> Exercise details
Write the entries below out again exactly; any picture in them stays out.

== Records for the task

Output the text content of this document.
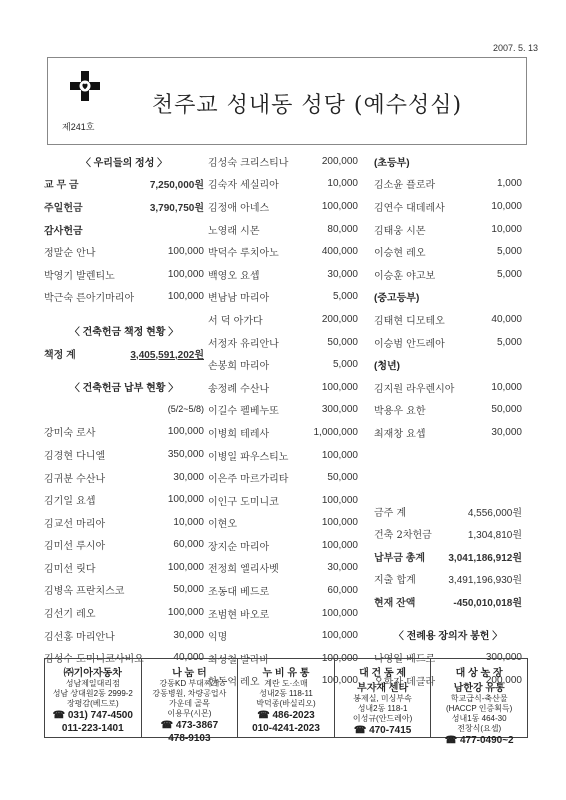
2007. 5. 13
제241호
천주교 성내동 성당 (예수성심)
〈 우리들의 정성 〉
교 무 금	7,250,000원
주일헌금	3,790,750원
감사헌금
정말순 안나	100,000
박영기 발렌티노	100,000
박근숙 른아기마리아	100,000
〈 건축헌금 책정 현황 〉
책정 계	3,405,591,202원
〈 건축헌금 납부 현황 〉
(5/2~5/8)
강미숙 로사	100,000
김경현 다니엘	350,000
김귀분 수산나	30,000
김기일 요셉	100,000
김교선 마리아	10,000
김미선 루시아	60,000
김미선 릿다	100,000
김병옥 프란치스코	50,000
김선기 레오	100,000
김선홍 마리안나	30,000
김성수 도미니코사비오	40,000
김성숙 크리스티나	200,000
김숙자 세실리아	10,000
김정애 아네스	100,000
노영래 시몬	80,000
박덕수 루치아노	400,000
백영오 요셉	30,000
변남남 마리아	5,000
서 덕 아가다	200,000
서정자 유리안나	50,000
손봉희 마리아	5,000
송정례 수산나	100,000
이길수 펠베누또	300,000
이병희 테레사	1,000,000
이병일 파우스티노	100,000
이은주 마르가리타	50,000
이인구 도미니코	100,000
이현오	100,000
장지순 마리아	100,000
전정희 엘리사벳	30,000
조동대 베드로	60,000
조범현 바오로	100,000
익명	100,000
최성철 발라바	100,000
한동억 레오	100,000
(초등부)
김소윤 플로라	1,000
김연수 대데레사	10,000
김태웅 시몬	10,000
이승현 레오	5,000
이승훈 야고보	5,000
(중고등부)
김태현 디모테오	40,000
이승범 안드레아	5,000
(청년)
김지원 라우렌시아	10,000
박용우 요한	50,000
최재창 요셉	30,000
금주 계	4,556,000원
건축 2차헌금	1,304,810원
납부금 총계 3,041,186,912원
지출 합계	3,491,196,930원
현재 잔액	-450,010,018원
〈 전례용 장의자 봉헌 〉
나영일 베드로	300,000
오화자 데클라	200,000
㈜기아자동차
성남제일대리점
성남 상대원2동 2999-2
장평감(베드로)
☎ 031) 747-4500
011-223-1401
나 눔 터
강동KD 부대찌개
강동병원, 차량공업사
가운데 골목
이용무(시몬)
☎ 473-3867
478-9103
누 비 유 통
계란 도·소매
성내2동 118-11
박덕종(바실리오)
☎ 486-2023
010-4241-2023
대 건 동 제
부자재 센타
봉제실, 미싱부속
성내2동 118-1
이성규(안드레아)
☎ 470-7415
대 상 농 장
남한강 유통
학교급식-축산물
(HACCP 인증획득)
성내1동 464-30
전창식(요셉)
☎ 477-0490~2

====

> Expected answer
Output the text content of this document.
2007. 5. 13
제241호
천주교 성내동 성당 (예수성심)
〈 우리들의 정성 〉
교 무 금	7,250,000원
주일헌금	3,790,750원
감사헌금
정말순 안나	100,000
박영기 발렌티노	100,000
박근숙 른아기마리아	100,000
〈 건축헌금 책정 현황 〉
책정 계	3,405,591,202원
〈 건축헌금 납부 현황 〉
(5/2~5/8)
강미숙 로사	100,000
김경현 다니엘	350,000
김귀분 수산나	30,000
김기일 요셉	100,000
김교선 마리아	10,000
김미선 루시아	60,000
김미선 릿다	100,000
김병옥 프란치스코	50,000
김선기 레오	100,000
김선홍 마리안나	30,000
김성수 도미니코사비오	40,000
김성숙 크리스티나	200,000
김숙자 세실리아	10,000
김정애 아네스	100,000
노영래 시몬	80,000
박덕수 루치아노	400,000
백영오 요셉	30,000
변남남 마리아	5,000
서 덕 아가다	200,000
서정자 유리안나	50,000
손봉희 마리아	5,000
송정례 수산나	100,000
이길수 펠베누또	300,000
이병희 테레사	1,000,000
이병일 파우스티노	100,000
이은주 마르가리타	50,000
이인구 도미니코	100,000
이현오	100,000
장지순 마리아	100,000
전정희 엘리사벳	30,000
조동대 베드로	60,000
조범현 바오로	100,000
익명	100,000
최성철 발라바	100,000
한동억 레오	100,000
(초등부)
김소윤 플로라	1,000
김연수 대데레사	10,000
김태웅 시몬	10,000
이승현 레오	5,000
이승훈 야고보	5,000
(중고등부)
김태현 디모테오	40,000
이승범 안드레아	5,000
(청년)
김지원 라우렌시아	10,000
박용우 요한	50,000
최재창 요셉	30,000
금주 계	4,556,000원
건축 2차헌금	1,304,810원
납부금 총계 3,041,186,912원
지출 합계	3,491,196,930원
현재 잔액	-450,010,018원
〈 전례용 장의자 봉헌 〉
나영일 베드로	300,000
오화자 데클라	200,000
㈜기아자동차
성남제일대리점
성남 상대원2동 2999-2
장평감(베드로)
☎ 031) 747-4500
011-223-1401
나 눔 터
강동KD 부대찌개
강동병원, 차량공업사
가운데 골목
이용무(시몬)
☎ 473-3867
478-9103
누 비 유 통
계란 도·소매
성내2동 118-11
박덕종(바실리오)
☎ 486-2023
010-4241-2023
대 건 동 제
부자재 센타
봉제실, 미싱부속
성내2동 118-1
이성규(안드레아)
☎ 470-7415
대 상 농 장
남한강 유통
학교급식-축산물
(HACCP 인증획득)
성내1동 464-30
전창식(요셉)
☎ 477-0490~2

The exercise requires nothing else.